### EXERCISE REQUIREMENTS
Check each line for the string "Output", then give only how many lines have it.

════════════════════

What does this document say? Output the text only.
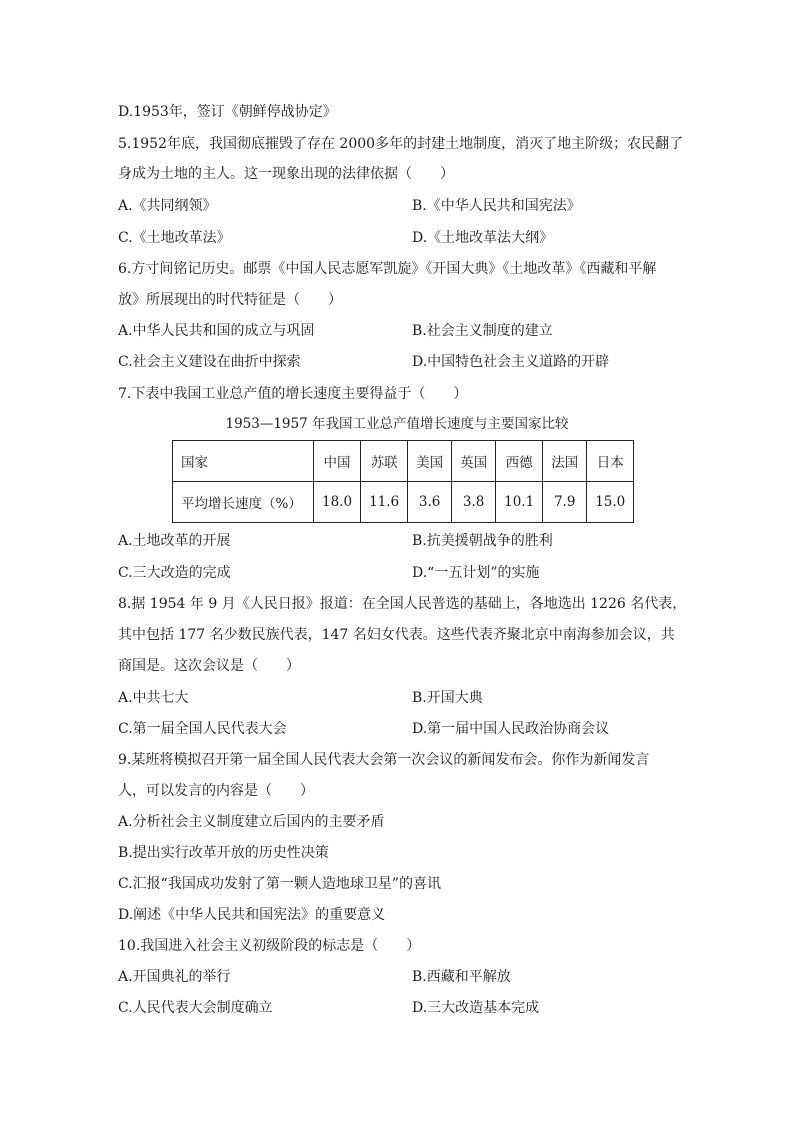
D.1953年，签订《朝鲜停战协定》
5.1952年底，我国彻底摧毁了存在 2000多年的封建土地制度，消灭了地主阶级；农民翻了
身成为土地的主人。这一现象出现的法律依据（　　）
A.《共同纲领》	B.《中华人民共和国宪法》
C.《土地改革法》	D.《土地改革法大纲》
6.方寸间铭记历史。邮票《中国人民志愿军凯旋》《开国大典》《土地改革》《西藏和平解
放》所展现出的时代特征是（　　）
A.中华人民共和国的成立与巩固	B.社会主义制度的建立
C.社会主义建设在曲折中探索	D.中国特色社会主义道路的开辟
7.下表中我国工业总产值的增长速度主要得益于（　　）
1953—1957 年我国工业总产值增长速度与主要国家比较
国家	中国	苏联	美国	英国	西德	法国	日本
平均增长速度（%）	18.0	11.6	3.6	3.8	10.1	7.9	15.0
A.土地改革的开展	B.抗美援朝战争的胜利
C.三大改造的完成	D.“一五计划”的实施
8.据 1954 年 9 月《人民日报》报道：在全国人民普选的基础上，各地选出 1226 名代表，
其中包括 177 名少数民族代表，147 名妇女代表。这些代表齐聚北京中南海参加会议，共
商国是。这次会议是（　　）
A.中共七大	B.开国大典
C.第一届全国人民代表大会	D.第一届中国人民政治协商会议
9.某班将模拟召开第一届全国人民代表大会第一次会议的新闻发布会。你作为新闻发言
人，可以发言的内容是（　　）
A.分析社会主义制度建立后国内的主要矛盾
B.提出实行改革开放的历史性决策
C.汇报“我国成功发射了第一颗人造地球卫星”的喜讯
D.阐述《中华人民共和国宪法》的重要意义
10.我国进入社会主义初级阶段的标志是（　　）
A.开国典礼的举行	B.西藏和平解放
C.人民代表大会制度确立	D.三大改造基本完成
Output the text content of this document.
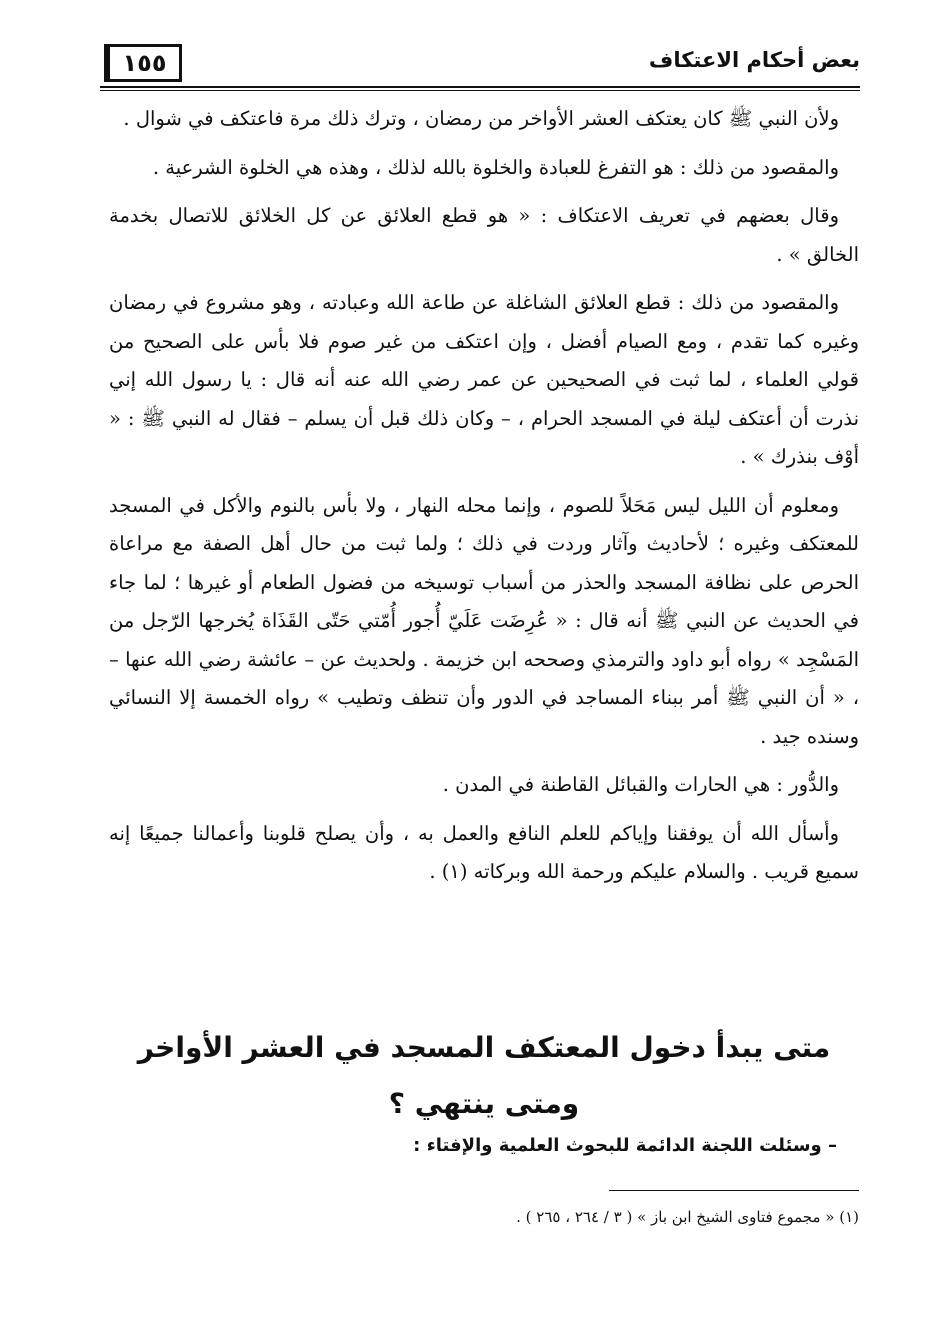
١٥٥	بعض أحكام الاعتكاف

ولأن النبي ﷺ كان يعتكف العشر الأواخر من رمضان ، وترك ذلك مرة فاعتكف في شوال .

والمقصود من ذلك : هو التفرغ للعبادة والخلوة بالله لذلك ، وهذه هي الخلوة الشرعية .

وقال بعضهم في تعريف الاعتكاف : « هو قطع العلائق عن كل الخلائق للاتصال بخدمة الخالق » .

والمقصود من ذلك : قطع العلائق الشاغلة عن طاعة الله وعبادته ، وهو مشروع في رمضان وغيره كما تقدم ، ومع الصيام أفضل ، وإن اعتكف من غير صوم فلا بأس على الصحيح من قولي العلماء ، لما ثبت في الصحيحين عن عمر رضي الله عنه أنه قال : يا رسول الله إني نذرت أن أعتكف ليلة في المسجد الحرام ، – وكان ذلك قبل أن يسلم – فقال له النبي ﷺ : « أوْف بنذرك » .

ومعلوم أن الليل ليس مَحَلاً للصوم ، وإنما محله النهار ، ولا بأس بالنوم والأكل في المسجد للمعتكف وغيره ؛ لأحاديث وآثار وردت في ذلك ؛ ولما ثبت من حال أهل الصفة مع مراعاة الحرص على نظافة المسجد والحذر من أسباب توسيخه من فضول الطعام أو غيرها ؛ لما جاء في الحديث عن النبي ﷺ أنه قال : « عُرِضَت عَلَيّ أُجور أُمّتي حَتّى القَذَاة يُخرجها الرّجل من المَسْجِد » رواه أبو داود والترمذي وصححه ابن خزيمة . ولحديث عن – عائشة رضي الله عنها – ، « أن النبي ﷺ أمر ببناء المساجد في الدور وأن تنظف وتطيب » رواه الخمسة إلا النسائي وسنده جيد .

والدُّور : هي الحارات والقبائل القاطنة في المدن .

وأسأل الله أن يوفقنا وإياكم للعلم النافع والعمل به ، وأن يصلح قلوبنا وأعمالنا جميعًا إنه سميع قريب . والسلام عليكم ورحمة الله وبركاته (١) .

متى يبدأ دخول المعتكف المسجد في العشر الأواخر
ومتى ينتهي ؟
– وسئلت اللجنة الدائمة للبحوث العلمية والإفتاء :
(١) « مجموع فتاوى الشيخ ابن باز » ( ٣ / ٢٦٤ ، ٢٦٥ ) .
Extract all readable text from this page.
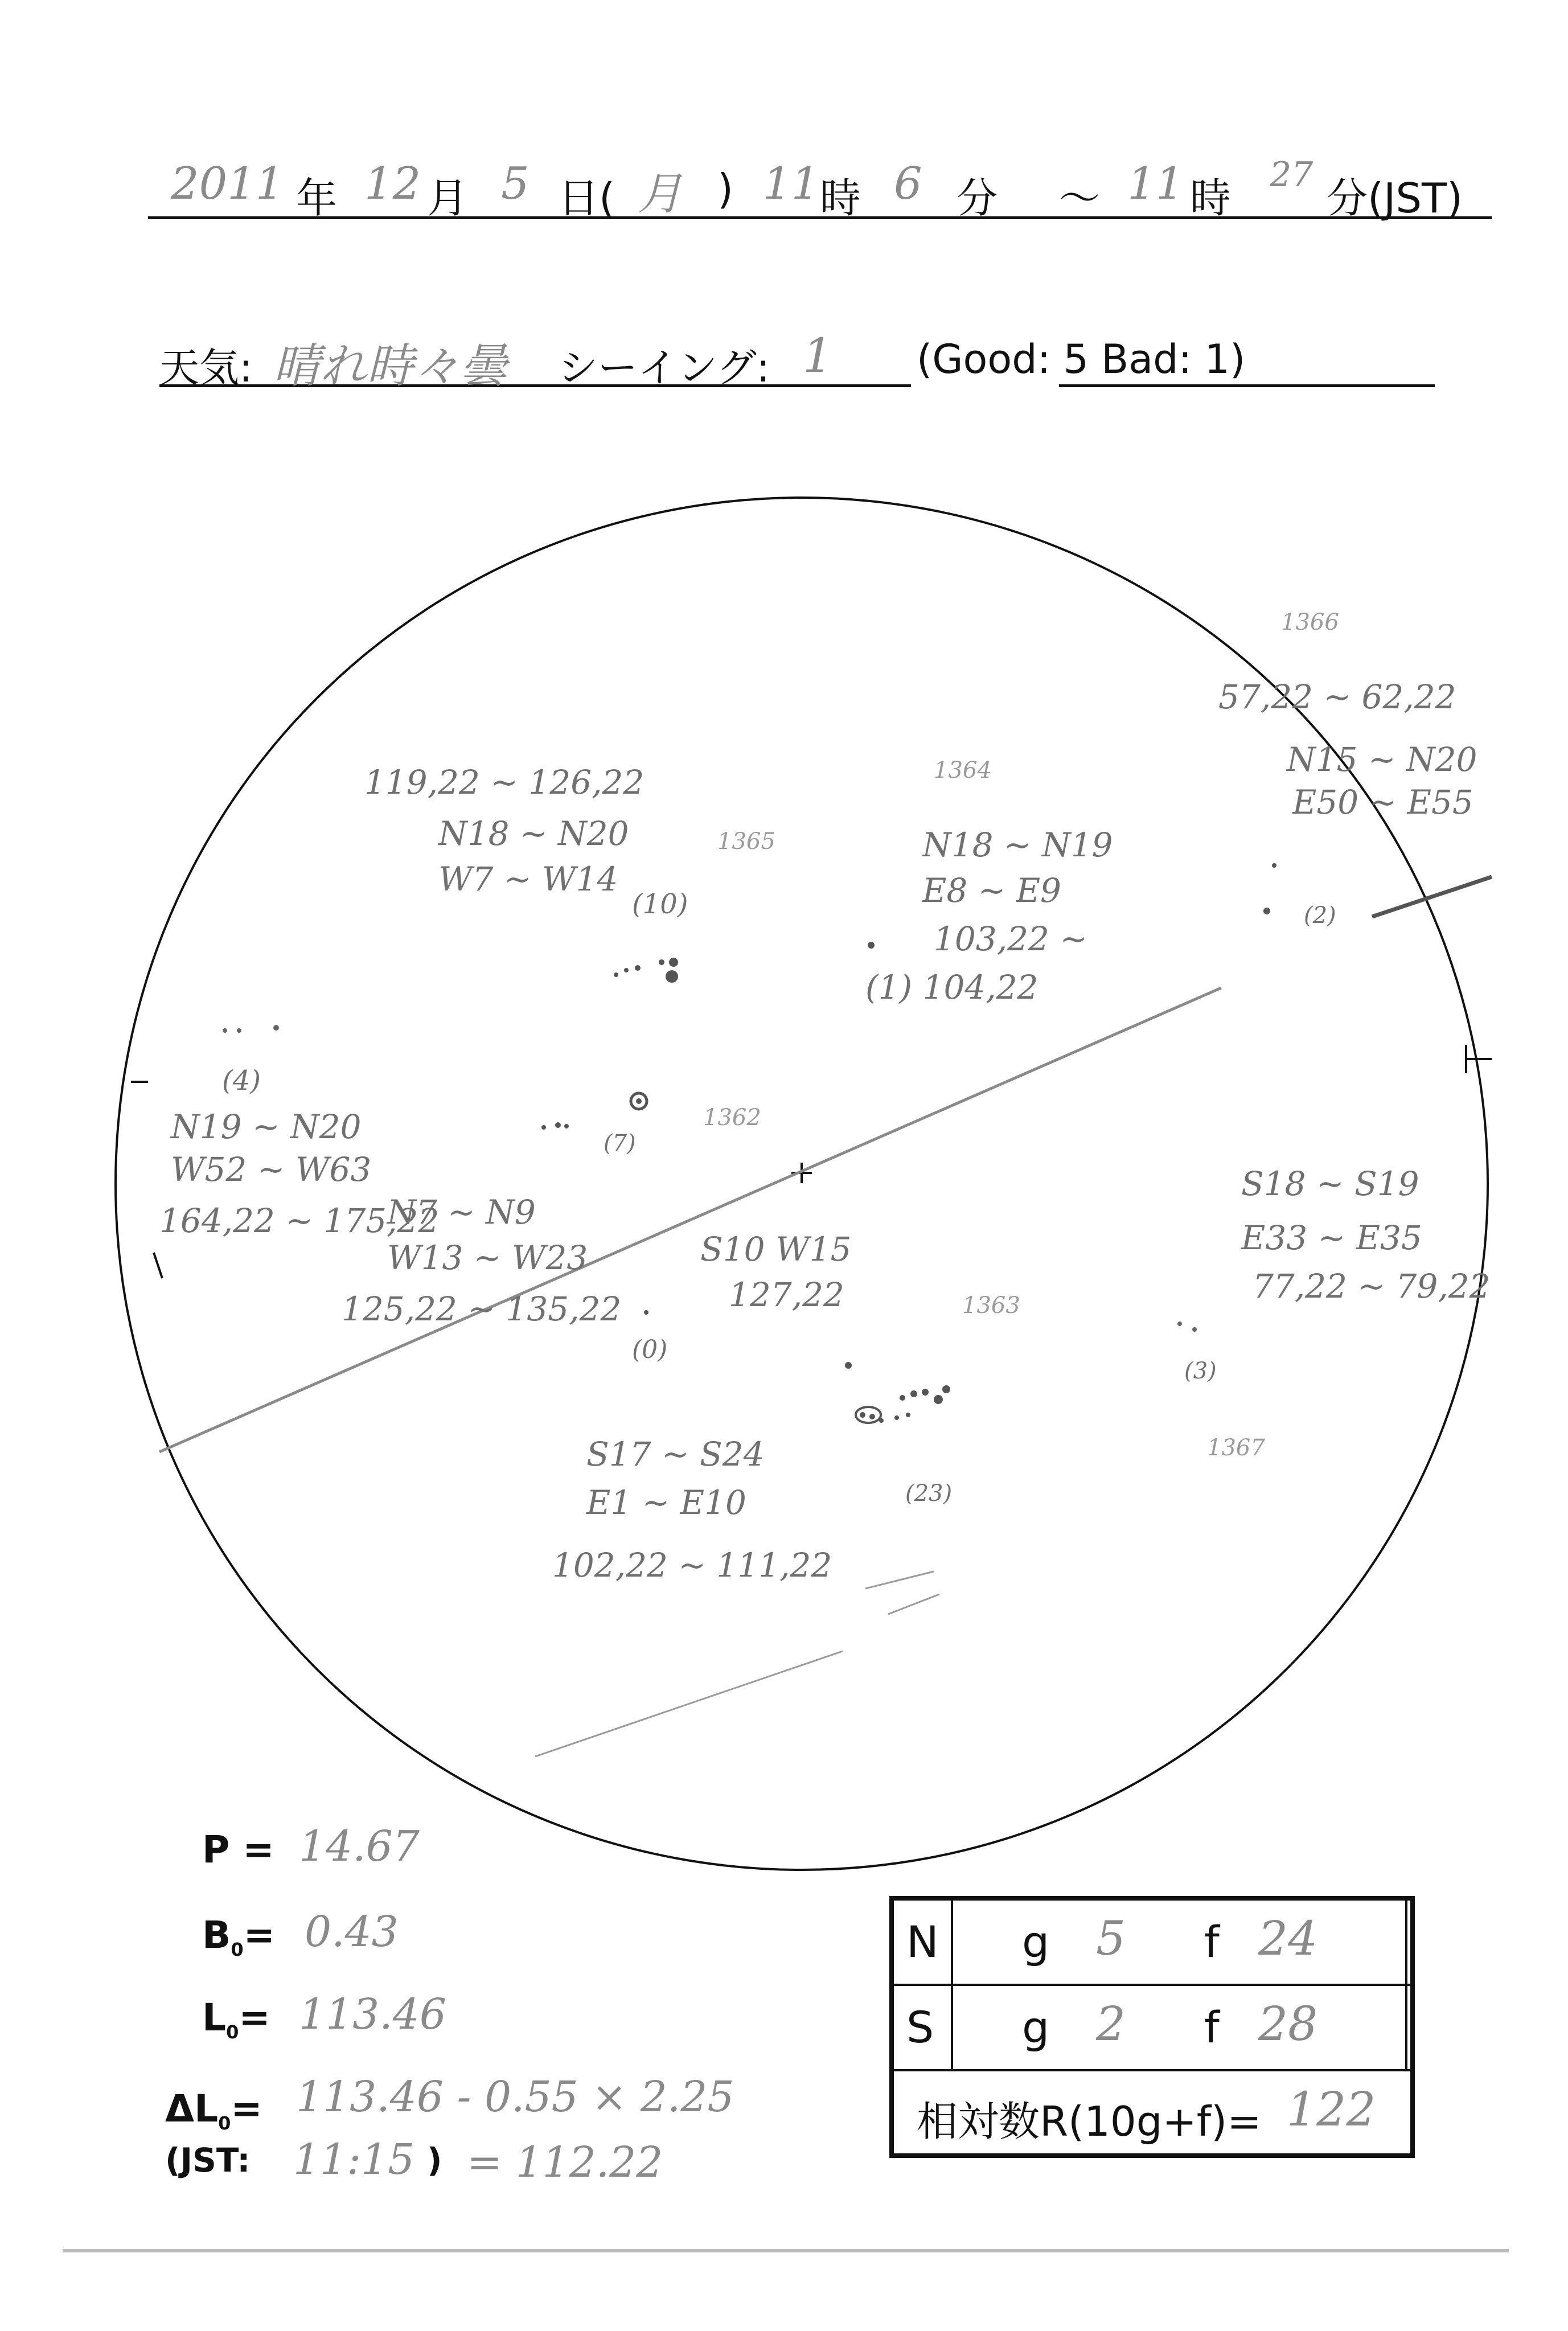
2011 年 12 月 5 日( 月 ) 11 時 6 分 ～ 11 時 27 分(JST)
天気: 晴れ時々曇 シーイング: 1 (Good: 5 Bad: 1)
1366
1364
1365
1362
1363
1367
119,22 ~ 126,22
N18 ~ N20
W7 ~ W14
(10)
N18 ~ N19
E8 ~ E9
103,22 ~
(1) 104,22
57,22 ~ 62,22
N15 ~ N20
E50 ~ E55
(2)
(4)
N19 ~ N20
W52 ~ W63
164,22 ~ 175,22
(7)
N7 ~ N9
W13 ~ W23
125,22 ~ 135,22
S10 W15
127,22
(0)
S17 ~ S24
E1 ~ E10
102,22 ~ 111,22
(23)
S18 ~ S19
E33 ~ E35
77,22 ~ 79,22
(3)
P = 14.67
$B_0= 0.43$
$L_0= 113.46$
$\Delta L_0= 113.46 - 0.55 \times 2.25$
(JST: 11:15 ) = 112.22
N g 5 f 24
S g 2 f 28
相対数R(10g+f)= 122
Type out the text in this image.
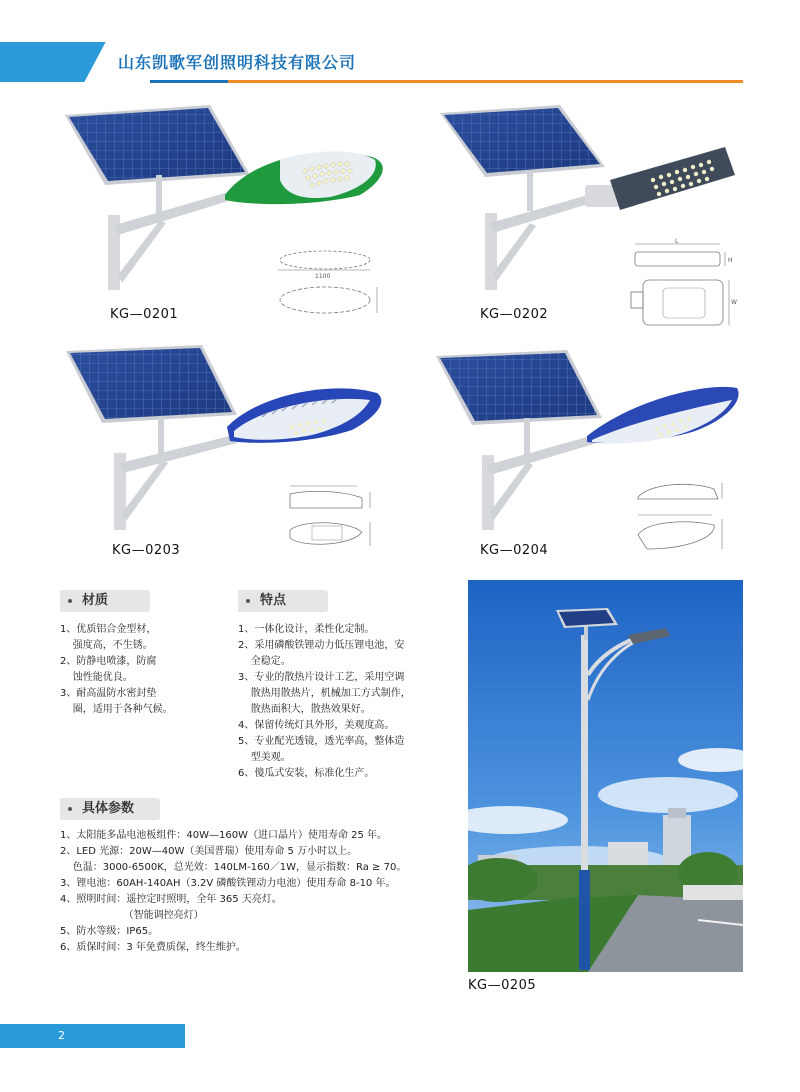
山东凯歌军创照明科技有限公司
1100
KG—0201
L
H
W
KG—0202
KG—0203	KG—0204
材质
1、优质铝合金型材，
强度高，不生锈。
2、防静电喷漆，防腐
蚀性能优良。
3、耐高温防水密封垫
圈，适用于各种气候。
特点
1、一体化设计，柔性化定制。
2、采用磷酸铁锂动力低压锂电池，安
全稳定。
3、专业的散热片设计工艺，采用空调
散热用散热片，机械加工方式制作，
散热面积大，散热效果好。
4、保留传统灯具外形，美观度高。
5、专业配光透镜，透光率高，整体造
型美观。
6、傻瓜式安装，标准化生产。
具体参数
1、太阳能多晶电池板组件：40W—160W（进口晶片）使用寿命 25 年。
2、LED 光源：20W—40W（美国普瑞）使用寿命 5 万小时以上。
色温：3000-6500K，总光效：140LM-160／1W，显示指数：Ra ≥ 70。
3、锂电池：60AH-140AH（3.2V 磷酸铁锂动力电池）使用寿命 8-10 年。
4、照明时间：遥控定时照明，全年 365 天亮灯。
（智能调控亮灯）
5、防水等级：IP65。
6、质保时间：3 年免费质保，终生维护。
KG—0205
2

════════════════════

### EXERCISE ANSWER
2